─── Provided records

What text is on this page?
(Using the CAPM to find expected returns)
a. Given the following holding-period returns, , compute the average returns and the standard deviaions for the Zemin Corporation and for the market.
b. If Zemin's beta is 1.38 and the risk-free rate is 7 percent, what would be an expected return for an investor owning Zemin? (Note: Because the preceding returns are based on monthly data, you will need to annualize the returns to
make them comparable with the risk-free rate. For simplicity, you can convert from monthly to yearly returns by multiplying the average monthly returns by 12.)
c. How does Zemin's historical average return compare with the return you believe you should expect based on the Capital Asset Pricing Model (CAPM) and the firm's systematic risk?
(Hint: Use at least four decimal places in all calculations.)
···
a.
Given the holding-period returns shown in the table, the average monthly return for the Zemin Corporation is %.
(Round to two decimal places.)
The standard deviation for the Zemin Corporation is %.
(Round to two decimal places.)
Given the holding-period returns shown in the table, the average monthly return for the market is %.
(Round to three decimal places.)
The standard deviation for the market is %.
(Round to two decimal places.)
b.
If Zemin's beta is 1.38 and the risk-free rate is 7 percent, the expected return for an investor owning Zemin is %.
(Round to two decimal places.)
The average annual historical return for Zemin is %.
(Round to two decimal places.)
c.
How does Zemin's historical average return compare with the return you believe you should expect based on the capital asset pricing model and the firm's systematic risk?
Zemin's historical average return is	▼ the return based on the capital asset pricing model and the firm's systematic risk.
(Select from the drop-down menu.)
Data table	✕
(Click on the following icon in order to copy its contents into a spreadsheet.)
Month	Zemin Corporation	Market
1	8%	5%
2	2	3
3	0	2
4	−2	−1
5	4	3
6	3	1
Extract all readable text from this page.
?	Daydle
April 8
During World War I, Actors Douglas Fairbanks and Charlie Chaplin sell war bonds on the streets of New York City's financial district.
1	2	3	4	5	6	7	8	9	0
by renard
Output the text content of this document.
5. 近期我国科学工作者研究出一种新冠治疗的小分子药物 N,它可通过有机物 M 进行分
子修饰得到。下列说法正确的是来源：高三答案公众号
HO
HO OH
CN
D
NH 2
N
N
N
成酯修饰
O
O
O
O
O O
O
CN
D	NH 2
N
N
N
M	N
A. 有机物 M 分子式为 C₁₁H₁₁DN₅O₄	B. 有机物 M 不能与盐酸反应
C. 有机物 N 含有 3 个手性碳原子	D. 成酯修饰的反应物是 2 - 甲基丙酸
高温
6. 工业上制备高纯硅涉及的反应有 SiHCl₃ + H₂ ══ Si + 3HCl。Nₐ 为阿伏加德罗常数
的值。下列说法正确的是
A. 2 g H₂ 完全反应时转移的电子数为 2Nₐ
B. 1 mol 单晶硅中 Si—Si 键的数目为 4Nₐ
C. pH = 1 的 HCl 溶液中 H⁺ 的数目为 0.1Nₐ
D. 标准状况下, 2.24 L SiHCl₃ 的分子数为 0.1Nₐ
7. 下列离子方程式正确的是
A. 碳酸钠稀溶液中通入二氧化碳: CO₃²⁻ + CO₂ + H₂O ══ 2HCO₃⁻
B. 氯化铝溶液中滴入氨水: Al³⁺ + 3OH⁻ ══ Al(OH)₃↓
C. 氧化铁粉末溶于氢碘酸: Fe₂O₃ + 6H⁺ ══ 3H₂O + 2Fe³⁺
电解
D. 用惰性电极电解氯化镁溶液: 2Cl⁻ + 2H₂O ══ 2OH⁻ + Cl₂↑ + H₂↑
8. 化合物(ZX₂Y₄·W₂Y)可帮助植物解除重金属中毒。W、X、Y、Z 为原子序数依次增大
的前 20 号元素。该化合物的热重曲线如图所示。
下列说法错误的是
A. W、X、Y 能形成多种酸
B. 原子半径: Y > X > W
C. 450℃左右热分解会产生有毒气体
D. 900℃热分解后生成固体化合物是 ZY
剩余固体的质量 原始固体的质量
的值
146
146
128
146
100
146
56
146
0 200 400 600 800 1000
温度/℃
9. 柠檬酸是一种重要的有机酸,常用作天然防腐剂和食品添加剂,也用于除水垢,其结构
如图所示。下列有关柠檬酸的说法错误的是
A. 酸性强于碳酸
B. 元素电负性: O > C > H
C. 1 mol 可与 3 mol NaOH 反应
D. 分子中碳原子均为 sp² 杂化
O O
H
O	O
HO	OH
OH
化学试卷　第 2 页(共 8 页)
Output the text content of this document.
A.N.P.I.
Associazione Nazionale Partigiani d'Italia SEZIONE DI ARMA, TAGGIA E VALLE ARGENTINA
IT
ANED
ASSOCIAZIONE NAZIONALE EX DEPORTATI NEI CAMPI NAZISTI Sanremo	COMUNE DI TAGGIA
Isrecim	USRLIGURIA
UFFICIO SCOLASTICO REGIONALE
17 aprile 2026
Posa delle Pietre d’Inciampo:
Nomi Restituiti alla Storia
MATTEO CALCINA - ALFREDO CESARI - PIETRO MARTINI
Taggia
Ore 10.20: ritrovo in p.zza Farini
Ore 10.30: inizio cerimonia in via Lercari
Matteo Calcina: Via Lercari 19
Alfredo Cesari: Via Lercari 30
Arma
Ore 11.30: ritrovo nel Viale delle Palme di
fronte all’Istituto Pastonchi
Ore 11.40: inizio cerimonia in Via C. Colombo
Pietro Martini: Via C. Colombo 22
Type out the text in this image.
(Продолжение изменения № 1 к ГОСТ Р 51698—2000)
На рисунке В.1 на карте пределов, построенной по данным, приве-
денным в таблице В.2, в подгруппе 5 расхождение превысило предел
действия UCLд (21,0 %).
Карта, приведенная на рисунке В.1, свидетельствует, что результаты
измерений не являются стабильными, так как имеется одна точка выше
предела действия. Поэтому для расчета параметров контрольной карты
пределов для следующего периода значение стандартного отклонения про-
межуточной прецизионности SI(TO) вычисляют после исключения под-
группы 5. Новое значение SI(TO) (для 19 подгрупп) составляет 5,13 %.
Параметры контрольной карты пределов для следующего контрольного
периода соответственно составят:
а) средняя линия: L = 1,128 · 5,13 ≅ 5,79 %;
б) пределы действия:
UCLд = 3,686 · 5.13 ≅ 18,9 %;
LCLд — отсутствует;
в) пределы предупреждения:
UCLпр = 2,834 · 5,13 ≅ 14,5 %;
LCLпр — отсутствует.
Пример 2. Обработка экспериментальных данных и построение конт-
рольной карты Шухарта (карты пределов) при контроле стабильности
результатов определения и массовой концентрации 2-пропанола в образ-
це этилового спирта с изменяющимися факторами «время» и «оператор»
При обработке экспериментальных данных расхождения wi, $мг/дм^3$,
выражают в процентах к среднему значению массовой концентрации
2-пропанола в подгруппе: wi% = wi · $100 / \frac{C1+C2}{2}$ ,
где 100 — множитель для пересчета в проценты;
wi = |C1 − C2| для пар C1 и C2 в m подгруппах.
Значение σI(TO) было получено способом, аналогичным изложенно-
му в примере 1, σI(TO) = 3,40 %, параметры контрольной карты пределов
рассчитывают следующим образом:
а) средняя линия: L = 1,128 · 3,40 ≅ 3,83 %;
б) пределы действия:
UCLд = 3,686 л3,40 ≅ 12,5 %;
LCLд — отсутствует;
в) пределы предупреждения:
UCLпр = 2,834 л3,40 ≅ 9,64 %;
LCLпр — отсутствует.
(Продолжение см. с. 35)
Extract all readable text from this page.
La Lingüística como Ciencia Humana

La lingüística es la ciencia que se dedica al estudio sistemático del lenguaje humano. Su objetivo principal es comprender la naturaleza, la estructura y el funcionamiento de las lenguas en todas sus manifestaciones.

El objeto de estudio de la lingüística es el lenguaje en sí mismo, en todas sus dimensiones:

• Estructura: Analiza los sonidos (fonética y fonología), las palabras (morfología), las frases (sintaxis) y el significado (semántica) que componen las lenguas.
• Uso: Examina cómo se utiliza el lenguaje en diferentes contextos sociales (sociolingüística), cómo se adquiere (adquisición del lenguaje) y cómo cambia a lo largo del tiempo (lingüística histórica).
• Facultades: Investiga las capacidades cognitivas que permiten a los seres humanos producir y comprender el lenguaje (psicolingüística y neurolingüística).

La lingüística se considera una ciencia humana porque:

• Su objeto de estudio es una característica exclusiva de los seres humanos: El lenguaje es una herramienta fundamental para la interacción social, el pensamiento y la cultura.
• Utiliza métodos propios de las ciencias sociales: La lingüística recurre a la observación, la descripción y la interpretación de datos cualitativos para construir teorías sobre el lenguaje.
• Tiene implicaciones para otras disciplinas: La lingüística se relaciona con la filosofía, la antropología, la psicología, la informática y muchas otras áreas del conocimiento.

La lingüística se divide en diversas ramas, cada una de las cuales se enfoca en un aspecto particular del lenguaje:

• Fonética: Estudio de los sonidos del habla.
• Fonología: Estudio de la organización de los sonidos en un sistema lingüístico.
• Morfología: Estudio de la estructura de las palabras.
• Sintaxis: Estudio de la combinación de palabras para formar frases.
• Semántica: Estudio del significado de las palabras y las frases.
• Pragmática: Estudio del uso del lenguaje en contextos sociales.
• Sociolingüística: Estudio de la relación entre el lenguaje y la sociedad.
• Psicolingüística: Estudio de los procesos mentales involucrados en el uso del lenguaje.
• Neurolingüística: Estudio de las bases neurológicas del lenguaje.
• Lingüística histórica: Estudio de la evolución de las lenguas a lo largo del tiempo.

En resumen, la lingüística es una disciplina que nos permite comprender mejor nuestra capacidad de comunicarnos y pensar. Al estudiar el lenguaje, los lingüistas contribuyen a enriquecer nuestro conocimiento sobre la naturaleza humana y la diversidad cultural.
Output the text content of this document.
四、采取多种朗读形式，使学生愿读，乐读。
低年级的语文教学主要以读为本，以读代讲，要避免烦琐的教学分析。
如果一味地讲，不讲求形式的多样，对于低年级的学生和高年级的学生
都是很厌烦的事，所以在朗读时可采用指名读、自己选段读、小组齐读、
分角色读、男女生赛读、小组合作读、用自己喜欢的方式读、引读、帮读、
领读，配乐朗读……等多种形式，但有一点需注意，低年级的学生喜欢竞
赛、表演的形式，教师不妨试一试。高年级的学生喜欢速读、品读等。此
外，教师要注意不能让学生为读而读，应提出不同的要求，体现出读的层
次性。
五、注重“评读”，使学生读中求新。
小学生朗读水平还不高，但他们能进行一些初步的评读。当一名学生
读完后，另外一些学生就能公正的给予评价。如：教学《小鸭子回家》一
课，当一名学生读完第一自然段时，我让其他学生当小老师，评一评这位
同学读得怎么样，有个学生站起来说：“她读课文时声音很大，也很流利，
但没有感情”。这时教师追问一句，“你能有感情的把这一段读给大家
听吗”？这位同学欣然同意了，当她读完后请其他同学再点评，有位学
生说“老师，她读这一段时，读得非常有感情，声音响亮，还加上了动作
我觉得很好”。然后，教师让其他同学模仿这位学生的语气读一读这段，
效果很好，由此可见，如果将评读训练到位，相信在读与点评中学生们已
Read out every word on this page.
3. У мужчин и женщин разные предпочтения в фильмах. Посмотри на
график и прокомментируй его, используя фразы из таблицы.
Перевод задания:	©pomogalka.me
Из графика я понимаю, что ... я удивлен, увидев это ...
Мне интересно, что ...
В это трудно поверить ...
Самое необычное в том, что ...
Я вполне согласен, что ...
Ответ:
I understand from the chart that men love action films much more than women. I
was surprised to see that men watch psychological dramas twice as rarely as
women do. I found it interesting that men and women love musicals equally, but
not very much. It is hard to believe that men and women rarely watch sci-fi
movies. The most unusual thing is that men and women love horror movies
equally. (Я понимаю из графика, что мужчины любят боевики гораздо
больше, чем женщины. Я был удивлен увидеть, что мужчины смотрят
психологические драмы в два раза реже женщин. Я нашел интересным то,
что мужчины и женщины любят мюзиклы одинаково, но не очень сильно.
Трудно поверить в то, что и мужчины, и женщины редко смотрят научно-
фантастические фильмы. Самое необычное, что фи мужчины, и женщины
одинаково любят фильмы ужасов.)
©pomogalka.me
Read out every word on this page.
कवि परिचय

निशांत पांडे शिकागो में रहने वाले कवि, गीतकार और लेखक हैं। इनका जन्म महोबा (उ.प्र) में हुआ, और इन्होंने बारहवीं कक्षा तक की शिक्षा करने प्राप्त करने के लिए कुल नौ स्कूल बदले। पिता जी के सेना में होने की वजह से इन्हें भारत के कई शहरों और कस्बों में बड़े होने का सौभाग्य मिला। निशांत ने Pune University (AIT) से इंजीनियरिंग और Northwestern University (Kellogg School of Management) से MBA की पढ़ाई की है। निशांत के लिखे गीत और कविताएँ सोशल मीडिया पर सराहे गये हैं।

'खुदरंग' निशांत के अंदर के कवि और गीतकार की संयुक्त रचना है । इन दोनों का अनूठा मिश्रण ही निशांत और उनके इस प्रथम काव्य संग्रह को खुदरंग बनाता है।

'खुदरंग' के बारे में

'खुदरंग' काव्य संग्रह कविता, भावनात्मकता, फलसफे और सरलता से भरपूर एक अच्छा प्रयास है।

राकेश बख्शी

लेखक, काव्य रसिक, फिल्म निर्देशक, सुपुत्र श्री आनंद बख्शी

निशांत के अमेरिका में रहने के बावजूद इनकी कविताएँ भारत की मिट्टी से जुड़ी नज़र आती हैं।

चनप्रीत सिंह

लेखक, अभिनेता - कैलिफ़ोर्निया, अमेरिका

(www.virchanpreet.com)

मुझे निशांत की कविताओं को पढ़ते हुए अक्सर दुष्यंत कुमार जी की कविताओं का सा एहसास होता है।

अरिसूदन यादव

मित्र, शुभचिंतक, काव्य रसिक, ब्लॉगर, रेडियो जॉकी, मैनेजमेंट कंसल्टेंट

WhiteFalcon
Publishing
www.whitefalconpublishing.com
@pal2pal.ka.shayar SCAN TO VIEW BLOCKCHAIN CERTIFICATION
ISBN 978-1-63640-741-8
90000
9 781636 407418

──────

What is expected: From the records above, copy every line that holds the word "контрольной".

Solution to the problem:
предела действия. Поэтому для расчета параметров контрольной карты
Параметры контрольной карты пределов для следующего контрольного
му в примере 1, σI(TO) = 3,40 %, параметры контрольной карты пределов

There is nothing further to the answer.